GOAL - Wherever "index" appears in a line, copy that line.

EXTRACTED ENTRIES -
## start

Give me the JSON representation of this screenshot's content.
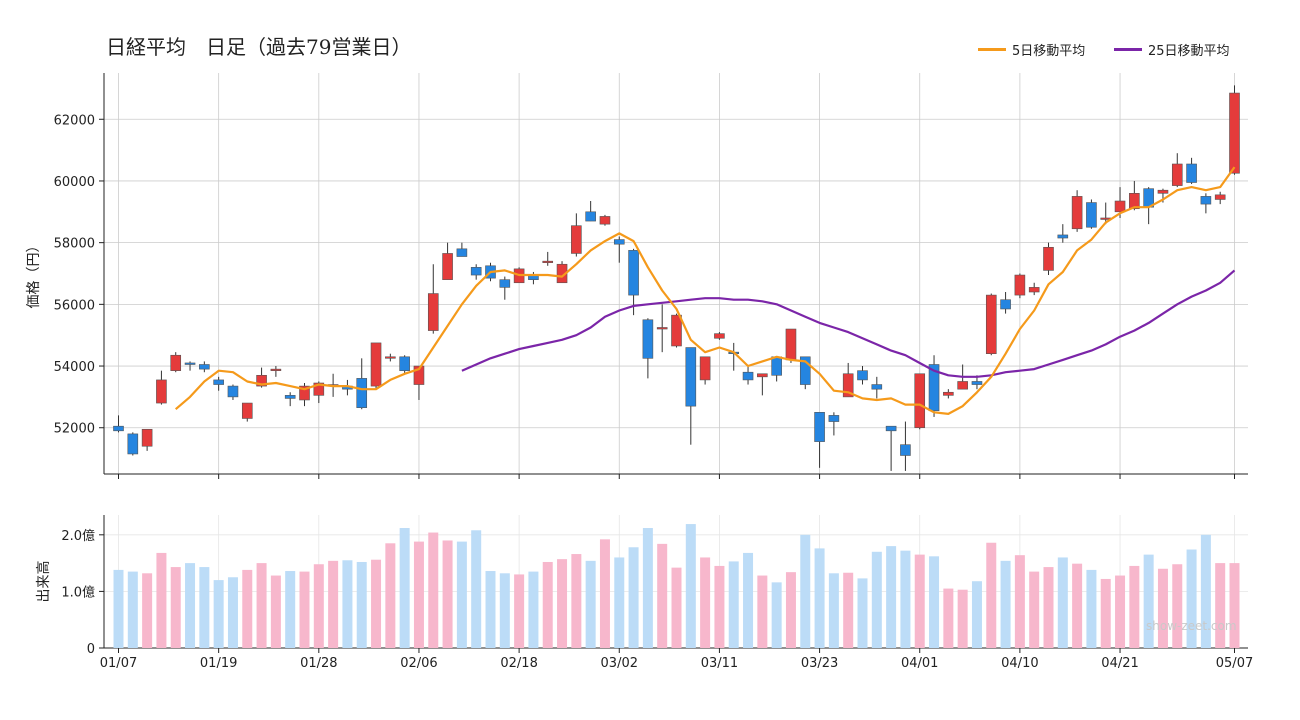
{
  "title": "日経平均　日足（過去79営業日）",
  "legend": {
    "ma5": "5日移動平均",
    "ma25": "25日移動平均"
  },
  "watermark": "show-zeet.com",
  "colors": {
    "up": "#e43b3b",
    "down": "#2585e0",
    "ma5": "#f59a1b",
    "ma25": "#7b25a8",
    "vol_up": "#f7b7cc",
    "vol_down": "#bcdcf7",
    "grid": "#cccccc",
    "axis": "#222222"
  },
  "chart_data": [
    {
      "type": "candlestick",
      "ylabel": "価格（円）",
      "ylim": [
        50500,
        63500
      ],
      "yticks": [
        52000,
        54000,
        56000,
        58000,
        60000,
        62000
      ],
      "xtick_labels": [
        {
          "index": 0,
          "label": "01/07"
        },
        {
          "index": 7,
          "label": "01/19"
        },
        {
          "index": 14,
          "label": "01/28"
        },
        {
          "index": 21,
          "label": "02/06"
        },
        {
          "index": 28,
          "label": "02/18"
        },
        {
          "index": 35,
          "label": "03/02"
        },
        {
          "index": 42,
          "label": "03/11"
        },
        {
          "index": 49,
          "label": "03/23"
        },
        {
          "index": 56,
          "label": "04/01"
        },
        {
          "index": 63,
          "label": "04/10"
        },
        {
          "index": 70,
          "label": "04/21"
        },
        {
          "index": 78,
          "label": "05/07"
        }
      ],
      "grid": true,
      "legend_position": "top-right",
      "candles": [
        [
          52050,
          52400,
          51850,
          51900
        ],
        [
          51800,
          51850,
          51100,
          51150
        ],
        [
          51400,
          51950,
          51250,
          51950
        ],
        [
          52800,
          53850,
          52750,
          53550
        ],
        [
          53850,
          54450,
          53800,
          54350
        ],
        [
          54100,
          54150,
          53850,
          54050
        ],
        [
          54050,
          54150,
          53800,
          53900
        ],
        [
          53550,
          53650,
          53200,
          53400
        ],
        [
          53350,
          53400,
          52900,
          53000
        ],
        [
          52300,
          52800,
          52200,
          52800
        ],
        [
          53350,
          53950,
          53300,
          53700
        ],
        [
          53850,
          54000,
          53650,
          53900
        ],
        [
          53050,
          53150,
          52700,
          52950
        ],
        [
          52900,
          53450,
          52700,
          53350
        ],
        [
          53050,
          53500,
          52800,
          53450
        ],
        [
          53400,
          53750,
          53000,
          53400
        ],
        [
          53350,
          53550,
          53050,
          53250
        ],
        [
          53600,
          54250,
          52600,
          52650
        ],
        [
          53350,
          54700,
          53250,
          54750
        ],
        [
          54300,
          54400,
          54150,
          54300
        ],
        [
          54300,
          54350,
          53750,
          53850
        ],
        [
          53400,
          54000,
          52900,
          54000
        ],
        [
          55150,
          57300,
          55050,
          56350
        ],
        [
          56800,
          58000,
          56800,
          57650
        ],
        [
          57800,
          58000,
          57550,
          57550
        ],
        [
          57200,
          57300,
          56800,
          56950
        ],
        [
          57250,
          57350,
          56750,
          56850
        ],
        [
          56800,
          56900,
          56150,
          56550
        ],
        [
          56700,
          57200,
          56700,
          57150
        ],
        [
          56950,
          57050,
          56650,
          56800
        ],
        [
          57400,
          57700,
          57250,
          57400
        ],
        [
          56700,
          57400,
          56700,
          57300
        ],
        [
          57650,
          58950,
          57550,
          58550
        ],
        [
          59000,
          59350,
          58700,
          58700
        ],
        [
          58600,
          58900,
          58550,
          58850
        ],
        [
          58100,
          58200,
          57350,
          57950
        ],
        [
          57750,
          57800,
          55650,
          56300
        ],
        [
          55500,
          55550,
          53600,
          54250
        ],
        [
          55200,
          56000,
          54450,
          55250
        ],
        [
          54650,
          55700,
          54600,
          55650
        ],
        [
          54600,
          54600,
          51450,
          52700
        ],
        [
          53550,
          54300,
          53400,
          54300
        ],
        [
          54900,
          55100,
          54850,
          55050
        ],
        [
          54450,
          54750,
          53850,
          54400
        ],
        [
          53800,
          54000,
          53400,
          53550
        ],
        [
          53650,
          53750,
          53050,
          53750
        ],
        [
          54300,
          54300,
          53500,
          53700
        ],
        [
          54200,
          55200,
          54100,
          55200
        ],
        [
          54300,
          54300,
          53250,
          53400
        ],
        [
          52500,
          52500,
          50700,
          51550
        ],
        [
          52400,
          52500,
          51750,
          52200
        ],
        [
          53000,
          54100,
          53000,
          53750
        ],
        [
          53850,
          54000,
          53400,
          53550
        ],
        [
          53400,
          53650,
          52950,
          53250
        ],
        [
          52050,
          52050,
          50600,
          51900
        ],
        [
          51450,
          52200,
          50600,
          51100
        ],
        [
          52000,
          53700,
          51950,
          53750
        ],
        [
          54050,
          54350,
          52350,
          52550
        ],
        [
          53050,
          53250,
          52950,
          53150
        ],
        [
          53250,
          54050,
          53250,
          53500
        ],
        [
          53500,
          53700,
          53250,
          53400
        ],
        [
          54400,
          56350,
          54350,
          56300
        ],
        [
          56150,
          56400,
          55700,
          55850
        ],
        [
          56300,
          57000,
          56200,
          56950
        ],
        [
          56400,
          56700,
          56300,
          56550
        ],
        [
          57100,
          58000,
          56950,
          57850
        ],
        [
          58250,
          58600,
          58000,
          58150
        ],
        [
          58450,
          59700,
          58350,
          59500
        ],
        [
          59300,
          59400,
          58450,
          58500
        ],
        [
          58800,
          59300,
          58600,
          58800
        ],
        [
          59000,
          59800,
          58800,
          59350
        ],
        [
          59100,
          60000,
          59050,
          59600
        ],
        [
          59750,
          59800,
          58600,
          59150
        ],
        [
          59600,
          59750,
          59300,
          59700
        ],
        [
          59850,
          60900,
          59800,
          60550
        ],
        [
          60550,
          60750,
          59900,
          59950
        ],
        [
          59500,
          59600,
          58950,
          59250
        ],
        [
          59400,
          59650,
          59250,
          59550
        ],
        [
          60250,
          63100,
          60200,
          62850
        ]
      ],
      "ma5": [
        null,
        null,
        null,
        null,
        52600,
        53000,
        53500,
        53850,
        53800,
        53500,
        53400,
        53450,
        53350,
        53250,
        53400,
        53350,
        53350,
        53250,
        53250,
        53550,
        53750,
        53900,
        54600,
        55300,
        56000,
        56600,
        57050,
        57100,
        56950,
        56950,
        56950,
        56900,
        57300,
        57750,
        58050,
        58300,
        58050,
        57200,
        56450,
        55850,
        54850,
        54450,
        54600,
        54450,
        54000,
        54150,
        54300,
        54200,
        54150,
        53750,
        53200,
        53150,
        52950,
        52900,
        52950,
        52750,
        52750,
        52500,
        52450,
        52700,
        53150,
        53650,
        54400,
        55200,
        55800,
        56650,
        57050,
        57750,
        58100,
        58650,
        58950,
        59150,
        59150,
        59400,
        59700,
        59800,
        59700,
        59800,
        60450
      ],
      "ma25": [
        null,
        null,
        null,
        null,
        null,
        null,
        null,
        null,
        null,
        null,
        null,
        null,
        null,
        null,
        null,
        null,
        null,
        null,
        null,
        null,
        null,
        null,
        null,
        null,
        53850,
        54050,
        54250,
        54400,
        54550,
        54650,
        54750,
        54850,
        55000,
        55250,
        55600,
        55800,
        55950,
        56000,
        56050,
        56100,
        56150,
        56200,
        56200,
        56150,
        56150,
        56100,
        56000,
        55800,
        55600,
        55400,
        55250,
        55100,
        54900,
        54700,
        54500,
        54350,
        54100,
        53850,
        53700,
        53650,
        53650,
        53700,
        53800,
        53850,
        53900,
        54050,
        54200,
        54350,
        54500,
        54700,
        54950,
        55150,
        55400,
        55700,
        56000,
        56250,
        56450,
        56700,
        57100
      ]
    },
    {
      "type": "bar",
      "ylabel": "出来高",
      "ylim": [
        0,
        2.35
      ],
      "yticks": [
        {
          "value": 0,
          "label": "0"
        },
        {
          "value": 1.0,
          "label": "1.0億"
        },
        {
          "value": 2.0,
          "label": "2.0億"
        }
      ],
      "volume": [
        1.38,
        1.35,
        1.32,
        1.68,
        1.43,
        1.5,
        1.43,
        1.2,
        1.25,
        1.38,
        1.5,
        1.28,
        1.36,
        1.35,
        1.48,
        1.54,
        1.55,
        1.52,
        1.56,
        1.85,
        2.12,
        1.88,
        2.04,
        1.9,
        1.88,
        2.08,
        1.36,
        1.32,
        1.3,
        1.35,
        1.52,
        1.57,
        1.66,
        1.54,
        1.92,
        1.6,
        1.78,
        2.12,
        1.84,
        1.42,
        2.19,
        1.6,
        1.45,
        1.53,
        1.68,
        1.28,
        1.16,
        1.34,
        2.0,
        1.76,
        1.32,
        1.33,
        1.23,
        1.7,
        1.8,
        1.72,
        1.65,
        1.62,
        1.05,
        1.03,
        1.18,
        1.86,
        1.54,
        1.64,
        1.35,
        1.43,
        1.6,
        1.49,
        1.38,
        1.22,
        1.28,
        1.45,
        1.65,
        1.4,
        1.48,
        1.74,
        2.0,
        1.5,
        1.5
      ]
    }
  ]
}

## end

THE RESPONSE -
          "index": 0,
          "index": 7,
          "index": 14,
          "index": 21,
          "index": 28,
          "index": 35,
          "index": 42,
          "index": 49,
          "index": 56,
          "index": 63,
          "index": 70,
          "index": 78,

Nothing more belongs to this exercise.